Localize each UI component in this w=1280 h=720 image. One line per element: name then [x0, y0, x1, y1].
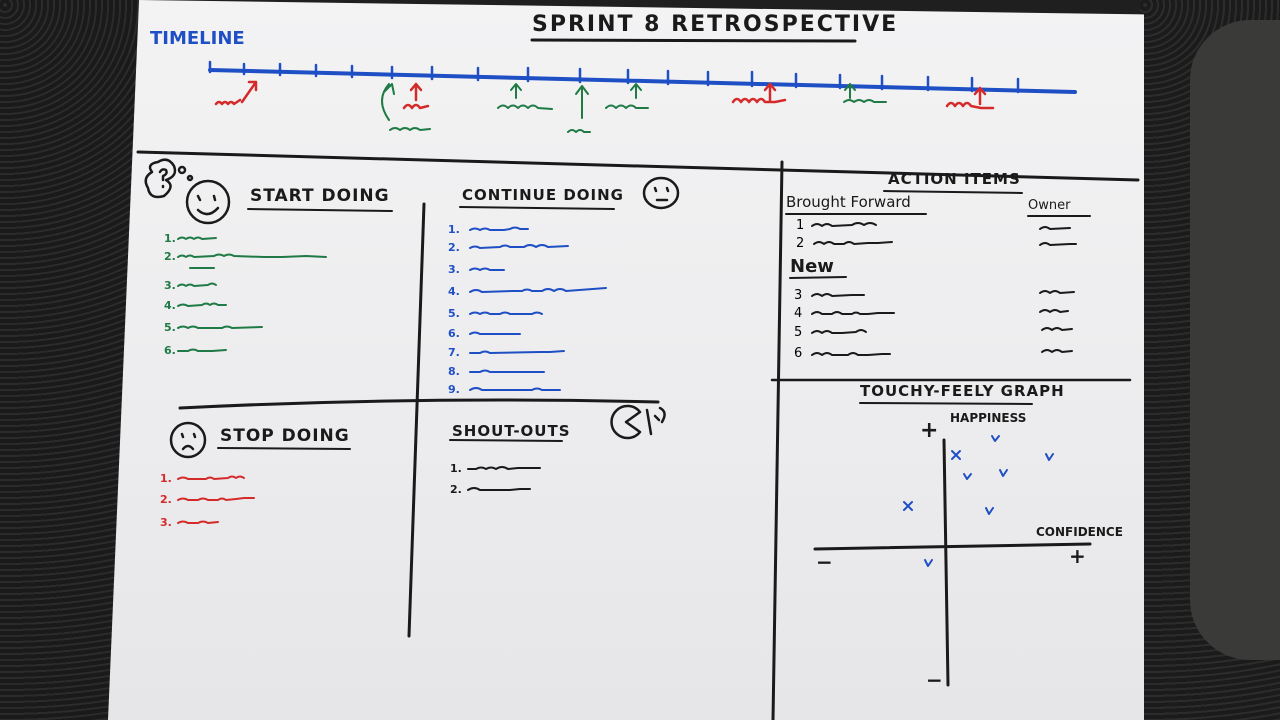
action-items-scribbles: [811, 222, 1077, 356]
brought-forward-label: Brought Forward: [786, 193, 911, 211]
shoutout-item-number: 1.: [450, 462, 462, 475]
divider-horizontal-left: [178, 398, 660, 410]
stop-item-number: 3.: [160, 516, 172, 529]
action-item-number: 3: [794, 288, 803, 303]
stop-doing-items: [177, 475, 255, 524]
action-item-number: 1: [796, 218, 805, 233]
start-item-number: 3.: [164, 279, 176, 292]
car-seat: [1190, 20, 1280, 660]
start-item-number: 2.: [164, 250, 176, 263]
action-item-number: 2: [796, 236, 805, 251]
continue-item-number: 2.: [448, 241, 460, 254]
action-item-number: 6: [794, 346, 803, 361]
graph-y-label: HAPPINESS: [950, 411, 1027, 425]
new-label: New: [790, 256, 834, 277]
timeline-green-events: [381, 83, 887, 133]
timeline-axis: [208, 68, 1077, 94]
stop-item-number: 2.: [160, 493, 172, 506]
timeline-ticks: [208, 60, 1020, 94]
shoutout-item-number: 2.: [450, 483, 462, 496]
owner-label: Owner: [1028, 198, 1071, 213]
continue-item-number: 6.: [448, 327, 460, 340]
start-doing-items: [177, 236, 327, 352]
continue-item-number: 1.: [448, 223, 460, 236]
shoutouts-items: [467, 466, 541, 491]
graph-heading: TOUCHY-FEELY GRAPH: [860, 382, 1065, 400]
start-item-number: 4.: [164, 299, 176, 312]
stop-doing-heading: STOP DOING: [220, 426, 350, 446]
continue-item-number: 3.: [448, 263, 460, 276]
action-items-heading: ACTION ITEMS: [888, 170, 1021, 188]
stop-item-number: 1.: [160, 472, 172, 485]
board-title: SPRINT 8 RETROSPECTIVE: [532, 12, 899, 37]
graph-x-plus: +: [1069, 544, 1086, 568]
action-item-number: 5: [794, 325, 803, 340]
continue-item-number: 8.: [448, 365, 460, 378]
continue-item-number: 7.: [448, 346, 460, 359]
graph-y-minus: −: [926, 668, 943, 692]
graph-x-axis: [813, 542, 1092, 551]
whiteboard-paper: [108, 0, 1144, 720]
graph-x-label: CONFIDENCE: [1036, 525, 1123, 539]
shoutouts-heading: SHOUT-OUTS: [452, 422, 571, 440]
start-item-number: 1.: [164, 232, 176, 245]
start-item-number: 5.: [164, 321, 176, 334]
start-doing-heading: START DOING: [250, 186, 390, 206]
graph-y-plus: +: [920, 418, 939, 443]
start-item-number: 6.: [164, 344, 176, 357]
graph-y-axis: [942, 438, 950, 687]
divider-vertical-left: [407, 202, 426, 638]
timeline-red-events: [214, 80, 995, 110]
divider-top: [136, 150, 1140, 182]
continue-item-number: 9.: [448, 383, 460, 396]
continue-item-number: 5.: [448, 307, 460, 320]
graph-points: [903, 435, 1054, 567]
faces: [144, 158, 680, 459]
timeline-label: TIMELINE: [150, 28, 245, 49]
continue-doing-items: [469, 226, 607, 391]
graph-x-minus: −: [816, 550, 833, 574]
continue-doing-heading: CONTINUE DOING: [462, 186, 624, 204]
action-item-number: 4: [794, 306, 803, 321]
divider-vertical-right: [771, 160, 784, 720]
continue-item-number: 4.: [448, 285, 460, 298]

▸ TASK GOAL
Copy every line above word for word, leaving out the picture.

▸ SOLUTION TO THE PROBLEM
Localize each UI component in this w=1280 h=720 image. One line per element: name then [x0, y0, x1, y1].
action-items-scribbles: [811, 222, 1077, 356]
brought-forward-label: Brought Forward: [786, 193, 911, 211]
shoutout-item-number: 1.: [450, 462, 462, 475]
divider-horizontal-left: [178, 398, 660, 410]
stop-item-number: 3.: [160, 516, 172, 529]
action-item-number: 3: [794, 288, 803, 303]
stop-doing-items: [177, 475, 255, 524]
action-item-number: 1: [796, 218, 805, 233]
start-item-number: 3.: [164, 279, 176, 292]
car-seat: [1190, 20, 1280, 660]
start-item-number: 2.: [164, 250, 176, 263]
action-item-number: 2: [796, 236, 805, 251]
continue-item-number: 2.: [448, 241, 460, 254]
action-item-number: 6: [794, 346, 803, 361]
graph-y-label: HAPPINESS: [950, 411, 1027, 425]
new-label: New: [790, 256, 834, 277]
timeline-green-events: [381, 83, 887, 133]
timeline-axis: [208, 68, 1077, 94]
stop-item-number: 2.: [160, 493, 172, 506]
timeline-ticks: [208, 60, 1020, 94]
shoutout-item-number: 2.: [450, 483, 462, 496]
owner-label: Owner: [1028, 198, 1071, 213]
continue-item-number: 6.: [448, 327, 460, 340]
start-doing-items: [177, 236, 327, 352]
continue-item-number: 1.: [448, 223, 460, 236]
shoutouts-items: [467, 466, 541, 491]
graph-heading: TOUCHY-FEELY GRAPH: [860, 382, 1065, 400]
start-item-number: 4.: [164, 299, 176, 312]
stop-doing-heading: STOP DOING: [220, 426, 350, 446]
continue-item-number: 3.: [448, 263, 460, 276]
action-items-heading: ACTION ITEMS: [888, 170, 1021, 188]
stop-item-number: 1.: [160, 472, 172, 485]
board-title: SPRINT 8 RETROSPECTIVE: [532, 12, 899, 37]
graph-x-plus: +: [1069, 544, 1086, 568]
action-item-number: 5: [794, 325, 803, 340]
continue-item-number: 8.: [448, 365, 460, 378]
continue-item-number: 7.: [448, 346, 460, 359]
graph-y-minus: −: [926, 668, 943, 692]
graph-x-axis: [813, 542, 1092, 551]
whiteboard-paper: [108, 0, 1144, 720]
graph-x-label: CONFIDENCE: [1036, 525, 1123, 539]
shoutouts-heading: SHOUT-OUTS: [452, 422, 571, 440]
start-item-number: 1.: [164, 232, 176, 245]
start-item-number: 5.: [164, 321, 176, 334]
start-doing-heading: START DOING: [250, 186, 390, 206]
graph-y-plus: +: [920, 418, 939, 443]
start-item-number: 6.: [164, 344, 176, 357]
graph-y-axis: [942, 438, 950, 687]
divider-vertical-left: [407, 202, 426, 638]
timeline-red-events: [214, 80, 995, 110]
divider-top: [136, 150, 1140, 182]
continue-item-number: 9.: [448, 383, 460, 396]
continue-item-number: 5.: [448, 307, 460, 320]
graph-points: [903, 435, 1054, 567]
faces: [144, 158, 680, 459]
timeline-label: TIMELINE: [150, 28, 245, 49]
continue-doing-items: [469, 226, 607, 391]
graph-x-minus: −: [816, 550, 833, 574]
continue-doing-heading: CONTINUE DOING: [462, 186, 624, 204]
action-item-number: 4: [794, 306, 803, 321]
divider-vertical-right: [771, 160, 784, 720]
continue-item-number: 4.: [448, 285, 460, 298]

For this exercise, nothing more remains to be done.